著者のひとりエイミ・ツジモトさんは、米国ジャーナリストですが、自らも放射線障害を持っている広島出身の被ばく2世だそうです。2011年3月の東日本大震災時に、被災地に急行し、被災者支援をおこなってくれた空母レーガンらを主体とするトモダチ作戦Operation Tomodachiは、日米間の友情と信頼関係をあらためて実感させました。一方、その影には、活動にあたった兵士や艦船の放射線被ばくがあったことは、あまり知られていません。副題の、Soldiers Left Behindの意味は、取り残された兵士達ということでしょうか。その影に焦点を当て、切り捨てられた兵士らにインタビューし、実態に迫った本です。

まず「トモダチ作戦」を振り返りたい。
3/11の東日本大震災が発生し、日本政府は米国へ支援を要請。ちょうどインド洋に向けて西太平洋を航行中だったアメリカ海軍の原子力空母ロナルド・レーガンが、急遽行き先を変更し、福島県沖に棟博したのは、3/13早朝でした。ちなにみ原子力空母レーガンの乗組員は5000人、他に25隻の艦船、航空機も駆けつけてくれて、約1万7千人の兵士らが、被災者救出・ヘリの往復で支援物資の運搬をしてくれました。なんとその支援物資は、艦内の兵士たちのための食料であり、衣類でありペットボトルの水だったそうです。

(設問):
[1] トモダチ作戦についての本文抜粋で、兵士たちが運んだ支援物資の中身として挙げられているものは何ですか。すべて挙げてください。
[2] トモダチ作戦についての本文抜粋によると、原子力空母ロナルド・レーガンの乗組員は何人ですか。
[3] トモダチ作戦を振り返る本文抜粋を、最後の文の後から書き継いでください。

(資料):
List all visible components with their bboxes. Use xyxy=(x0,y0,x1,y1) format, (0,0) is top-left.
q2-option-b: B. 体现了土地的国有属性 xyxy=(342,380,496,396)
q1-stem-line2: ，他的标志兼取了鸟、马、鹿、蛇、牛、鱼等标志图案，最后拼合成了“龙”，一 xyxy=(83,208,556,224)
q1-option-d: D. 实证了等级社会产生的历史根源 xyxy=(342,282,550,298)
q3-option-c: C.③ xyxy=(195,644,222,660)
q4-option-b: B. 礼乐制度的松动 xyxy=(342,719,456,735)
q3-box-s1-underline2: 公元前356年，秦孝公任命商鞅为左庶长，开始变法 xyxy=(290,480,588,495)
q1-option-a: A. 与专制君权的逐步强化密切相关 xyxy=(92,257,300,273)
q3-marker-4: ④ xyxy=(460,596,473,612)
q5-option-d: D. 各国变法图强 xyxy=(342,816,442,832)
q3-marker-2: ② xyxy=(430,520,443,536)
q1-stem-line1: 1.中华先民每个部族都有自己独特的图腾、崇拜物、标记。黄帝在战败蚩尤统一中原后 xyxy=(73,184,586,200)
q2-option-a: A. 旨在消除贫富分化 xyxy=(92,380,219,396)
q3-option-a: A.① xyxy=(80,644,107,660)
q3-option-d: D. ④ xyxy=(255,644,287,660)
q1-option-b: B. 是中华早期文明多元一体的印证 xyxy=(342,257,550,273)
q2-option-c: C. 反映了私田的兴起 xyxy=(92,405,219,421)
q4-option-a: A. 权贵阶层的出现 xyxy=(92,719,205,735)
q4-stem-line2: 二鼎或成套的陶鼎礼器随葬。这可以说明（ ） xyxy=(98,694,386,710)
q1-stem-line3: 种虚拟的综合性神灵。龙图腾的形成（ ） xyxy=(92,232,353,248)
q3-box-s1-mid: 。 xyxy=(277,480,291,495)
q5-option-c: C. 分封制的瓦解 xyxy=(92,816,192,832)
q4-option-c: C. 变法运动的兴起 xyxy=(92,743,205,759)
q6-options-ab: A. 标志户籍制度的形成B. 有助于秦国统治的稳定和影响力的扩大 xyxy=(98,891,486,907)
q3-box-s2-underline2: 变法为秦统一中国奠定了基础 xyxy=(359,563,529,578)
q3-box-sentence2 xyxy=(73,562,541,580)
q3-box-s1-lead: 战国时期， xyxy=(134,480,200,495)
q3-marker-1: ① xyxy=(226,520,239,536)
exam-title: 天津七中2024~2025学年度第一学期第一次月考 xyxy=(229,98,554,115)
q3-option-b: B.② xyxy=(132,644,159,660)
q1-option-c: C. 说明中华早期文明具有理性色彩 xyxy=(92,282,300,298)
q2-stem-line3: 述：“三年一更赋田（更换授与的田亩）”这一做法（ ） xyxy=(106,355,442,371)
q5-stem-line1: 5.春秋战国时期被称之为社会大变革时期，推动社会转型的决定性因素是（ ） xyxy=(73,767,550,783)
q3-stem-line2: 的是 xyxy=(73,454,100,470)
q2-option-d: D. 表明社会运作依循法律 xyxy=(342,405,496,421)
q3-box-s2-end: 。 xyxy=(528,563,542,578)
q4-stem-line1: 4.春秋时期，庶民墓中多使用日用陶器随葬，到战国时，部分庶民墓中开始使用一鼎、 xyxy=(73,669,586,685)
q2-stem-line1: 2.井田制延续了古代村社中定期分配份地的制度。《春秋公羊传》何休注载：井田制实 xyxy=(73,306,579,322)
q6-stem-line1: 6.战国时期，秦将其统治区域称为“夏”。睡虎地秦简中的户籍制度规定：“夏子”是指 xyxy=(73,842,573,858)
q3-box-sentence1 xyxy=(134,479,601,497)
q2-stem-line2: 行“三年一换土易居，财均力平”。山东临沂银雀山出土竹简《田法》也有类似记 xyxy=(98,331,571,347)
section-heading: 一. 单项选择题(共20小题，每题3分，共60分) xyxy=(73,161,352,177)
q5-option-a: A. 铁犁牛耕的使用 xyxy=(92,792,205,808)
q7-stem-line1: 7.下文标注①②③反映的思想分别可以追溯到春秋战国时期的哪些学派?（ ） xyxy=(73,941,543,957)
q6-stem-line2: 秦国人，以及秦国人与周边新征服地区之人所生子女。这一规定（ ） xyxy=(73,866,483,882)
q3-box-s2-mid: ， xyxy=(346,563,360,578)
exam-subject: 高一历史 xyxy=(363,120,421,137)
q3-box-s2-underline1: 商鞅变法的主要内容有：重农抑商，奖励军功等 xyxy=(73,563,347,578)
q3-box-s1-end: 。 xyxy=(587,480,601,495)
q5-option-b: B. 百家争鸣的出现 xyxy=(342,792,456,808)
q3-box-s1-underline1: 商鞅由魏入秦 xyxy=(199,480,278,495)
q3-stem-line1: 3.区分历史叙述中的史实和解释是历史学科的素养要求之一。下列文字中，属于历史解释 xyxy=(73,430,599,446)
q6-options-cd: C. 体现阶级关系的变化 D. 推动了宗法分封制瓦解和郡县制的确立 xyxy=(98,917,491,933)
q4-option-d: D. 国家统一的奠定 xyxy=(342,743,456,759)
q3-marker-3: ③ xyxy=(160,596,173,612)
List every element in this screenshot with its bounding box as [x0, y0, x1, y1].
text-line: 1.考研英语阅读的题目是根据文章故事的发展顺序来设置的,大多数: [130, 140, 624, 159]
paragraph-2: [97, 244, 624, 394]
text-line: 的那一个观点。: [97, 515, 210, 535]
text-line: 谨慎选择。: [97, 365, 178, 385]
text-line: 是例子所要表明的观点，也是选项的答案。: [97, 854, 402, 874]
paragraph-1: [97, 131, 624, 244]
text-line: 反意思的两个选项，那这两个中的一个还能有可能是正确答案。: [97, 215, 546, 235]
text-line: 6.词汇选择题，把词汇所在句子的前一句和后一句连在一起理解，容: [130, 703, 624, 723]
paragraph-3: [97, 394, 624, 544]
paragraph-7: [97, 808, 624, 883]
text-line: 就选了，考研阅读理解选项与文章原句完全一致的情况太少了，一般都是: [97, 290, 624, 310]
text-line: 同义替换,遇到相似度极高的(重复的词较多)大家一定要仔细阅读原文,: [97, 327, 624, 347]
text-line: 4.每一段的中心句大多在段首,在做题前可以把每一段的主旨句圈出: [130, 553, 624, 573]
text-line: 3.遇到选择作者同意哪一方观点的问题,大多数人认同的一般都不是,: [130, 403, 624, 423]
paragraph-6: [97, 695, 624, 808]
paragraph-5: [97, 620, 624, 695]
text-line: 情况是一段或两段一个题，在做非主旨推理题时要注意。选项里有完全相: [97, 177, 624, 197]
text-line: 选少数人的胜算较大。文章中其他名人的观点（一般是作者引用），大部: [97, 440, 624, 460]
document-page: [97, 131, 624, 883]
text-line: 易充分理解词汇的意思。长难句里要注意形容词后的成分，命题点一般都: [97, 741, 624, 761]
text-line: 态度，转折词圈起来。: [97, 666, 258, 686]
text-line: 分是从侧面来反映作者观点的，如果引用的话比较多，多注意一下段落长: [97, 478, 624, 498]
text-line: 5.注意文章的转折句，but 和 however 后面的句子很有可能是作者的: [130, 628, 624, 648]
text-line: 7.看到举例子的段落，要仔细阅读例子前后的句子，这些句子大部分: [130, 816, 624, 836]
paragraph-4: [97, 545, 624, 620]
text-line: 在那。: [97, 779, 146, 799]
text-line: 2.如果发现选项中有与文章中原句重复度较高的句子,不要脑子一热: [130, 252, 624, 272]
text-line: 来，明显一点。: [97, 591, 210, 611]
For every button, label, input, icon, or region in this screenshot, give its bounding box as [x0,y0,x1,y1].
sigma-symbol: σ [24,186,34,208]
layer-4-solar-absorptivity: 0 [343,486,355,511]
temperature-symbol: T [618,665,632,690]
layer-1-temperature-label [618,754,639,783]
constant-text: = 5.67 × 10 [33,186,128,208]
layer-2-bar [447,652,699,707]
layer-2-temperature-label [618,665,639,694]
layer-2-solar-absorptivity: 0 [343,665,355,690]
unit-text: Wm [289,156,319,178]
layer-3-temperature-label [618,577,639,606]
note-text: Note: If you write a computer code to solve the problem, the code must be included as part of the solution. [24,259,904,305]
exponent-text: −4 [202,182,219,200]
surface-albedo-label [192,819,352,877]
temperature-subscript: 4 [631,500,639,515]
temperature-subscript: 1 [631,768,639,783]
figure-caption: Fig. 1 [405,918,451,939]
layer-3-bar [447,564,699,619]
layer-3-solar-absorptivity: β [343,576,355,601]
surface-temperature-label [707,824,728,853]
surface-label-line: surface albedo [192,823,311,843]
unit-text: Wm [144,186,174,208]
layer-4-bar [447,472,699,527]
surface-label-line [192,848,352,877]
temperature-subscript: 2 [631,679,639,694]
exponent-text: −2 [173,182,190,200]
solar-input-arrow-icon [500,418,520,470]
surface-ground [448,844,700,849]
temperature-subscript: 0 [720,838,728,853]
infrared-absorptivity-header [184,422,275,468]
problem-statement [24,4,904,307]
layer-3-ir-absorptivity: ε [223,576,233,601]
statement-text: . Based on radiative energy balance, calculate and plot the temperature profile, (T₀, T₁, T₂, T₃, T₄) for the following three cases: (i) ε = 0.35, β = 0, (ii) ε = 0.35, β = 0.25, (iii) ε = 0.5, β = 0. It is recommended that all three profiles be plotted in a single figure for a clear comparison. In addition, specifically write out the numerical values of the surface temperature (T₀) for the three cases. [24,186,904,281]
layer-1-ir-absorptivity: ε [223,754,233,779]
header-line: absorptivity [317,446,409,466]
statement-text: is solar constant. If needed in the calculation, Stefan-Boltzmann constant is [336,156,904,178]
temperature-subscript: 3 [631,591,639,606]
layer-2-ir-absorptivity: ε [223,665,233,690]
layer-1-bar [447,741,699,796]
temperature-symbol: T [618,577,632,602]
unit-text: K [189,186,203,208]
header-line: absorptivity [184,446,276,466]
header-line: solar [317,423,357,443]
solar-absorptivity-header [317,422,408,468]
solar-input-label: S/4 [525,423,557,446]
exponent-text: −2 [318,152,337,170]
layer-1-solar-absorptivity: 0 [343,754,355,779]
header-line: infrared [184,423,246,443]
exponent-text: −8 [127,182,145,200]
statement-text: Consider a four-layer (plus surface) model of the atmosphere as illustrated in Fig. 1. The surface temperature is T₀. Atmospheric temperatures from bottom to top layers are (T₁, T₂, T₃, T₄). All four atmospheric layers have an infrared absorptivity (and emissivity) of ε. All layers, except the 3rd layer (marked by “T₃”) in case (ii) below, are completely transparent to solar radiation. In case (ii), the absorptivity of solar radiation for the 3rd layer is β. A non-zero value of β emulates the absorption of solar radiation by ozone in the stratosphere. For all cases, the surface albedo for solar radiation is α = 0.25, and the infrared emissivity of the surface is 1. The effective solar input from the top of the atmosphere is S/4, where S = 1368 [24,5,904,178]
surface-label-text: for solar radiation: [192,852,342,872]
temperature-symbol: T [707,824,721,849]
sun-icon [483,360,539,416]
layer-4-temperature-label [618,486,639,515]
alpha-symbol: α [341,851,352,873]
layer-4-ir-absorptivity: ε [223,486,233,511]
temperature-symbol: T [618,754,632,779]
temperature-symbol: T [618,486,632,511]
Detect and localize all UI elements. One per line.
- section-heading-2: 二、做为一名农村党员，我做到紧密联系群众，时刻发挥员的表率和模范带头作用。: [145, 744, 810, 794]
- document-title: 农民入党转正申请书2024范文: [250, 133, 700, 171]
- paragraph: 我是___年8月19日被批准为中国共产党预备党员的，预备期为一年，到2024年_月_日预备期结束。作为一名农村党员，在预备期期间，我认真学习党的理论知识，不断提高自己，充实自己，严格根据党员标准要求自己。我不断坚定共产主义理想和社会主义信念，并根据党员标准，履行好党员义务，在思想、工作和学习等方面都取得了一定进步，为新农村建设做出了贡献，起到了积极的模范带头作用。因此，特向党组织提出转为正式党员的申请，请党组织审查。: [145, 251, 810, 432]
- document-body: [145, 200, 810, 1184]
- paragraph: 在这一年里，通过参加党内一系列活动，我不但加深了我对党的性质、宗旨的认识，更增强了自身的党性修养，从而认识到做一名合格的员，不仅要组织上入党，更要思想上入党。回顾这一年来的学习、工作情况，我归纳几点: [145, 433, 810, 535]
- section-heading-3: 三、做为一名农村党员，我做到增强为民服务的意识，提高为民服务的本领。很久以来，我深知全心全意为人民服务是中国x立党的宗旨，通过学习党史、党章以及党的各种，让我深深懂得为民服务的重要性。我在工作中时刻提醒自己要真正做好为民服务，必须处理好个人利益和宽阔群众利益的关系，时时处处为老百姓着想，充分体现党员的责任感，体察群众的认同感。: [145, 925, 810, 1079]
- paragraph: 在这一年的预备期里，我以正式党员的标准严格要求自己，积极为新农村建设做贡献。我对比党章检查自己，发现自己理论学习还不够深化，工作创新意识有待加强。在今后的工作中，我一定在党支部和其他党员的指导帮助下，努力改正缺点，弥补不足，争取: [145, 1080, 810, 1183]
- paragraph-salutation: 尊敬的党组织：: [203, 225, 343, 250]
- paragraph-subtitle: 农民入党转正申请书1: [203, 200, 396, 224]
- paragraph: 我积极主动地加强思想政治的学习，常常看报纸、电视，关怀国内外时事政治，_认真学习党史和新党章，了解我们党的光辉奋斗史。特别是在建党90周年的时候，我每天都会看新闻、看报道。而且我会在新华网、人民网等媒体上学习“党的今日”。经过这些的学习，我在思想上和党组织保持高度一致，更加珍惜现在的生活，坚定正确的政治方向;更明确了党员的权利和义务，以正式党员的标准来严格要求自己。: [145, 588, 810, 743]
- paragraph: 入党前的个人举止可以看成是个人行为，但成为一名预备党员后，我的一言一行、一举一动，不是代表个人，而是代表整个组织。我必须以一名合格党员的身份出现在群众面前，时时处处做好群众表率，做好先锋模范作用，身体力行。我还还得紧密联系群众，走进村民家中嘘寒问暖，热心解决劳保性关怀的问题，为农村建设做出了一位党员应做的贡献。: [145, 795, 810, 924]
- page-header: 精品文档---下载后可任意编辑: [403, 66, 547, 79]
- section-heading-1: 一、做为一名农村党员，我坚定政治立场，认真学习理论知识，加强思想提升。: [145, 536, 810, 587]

(解答):
[1] 食料、衣類、ペットボトルの水

[2] 5000人です。

[3]
しかし、空母レーガンには福島第一原発が水素爆発を起こし、大量の放射性物質が飛散していることは知らされていませんでした。3/13-3/14にかけて、放射線プルームのまっただ中に空母レーガンが停泊してしまったのです。空母はその機構上、甲板は吹きさらしだし、艦載機エレベータの昇降により、外気が艦内を巡っています。結果として、甲板で作業していた兵士は勿論、乗組員約五千人が大量の放射線を浴びました。このトモダチ作戦終了直後から、従事した兵士たちは白血病など様々な病を発症しました。いまでも放射線障害に苦しんでいて、少なくともすでに9人が亡くなったとのこと。

放射線障害により体力がなくなった兵士らは、除隊を余儀なくされた者もいます。除隊になると、軍向けの医療施設も使えず、医療保険がない彼らは、高額な治療費が払えない。しかも体力がないので、まともな仕事に就けない。という二重三重苦に陥っています。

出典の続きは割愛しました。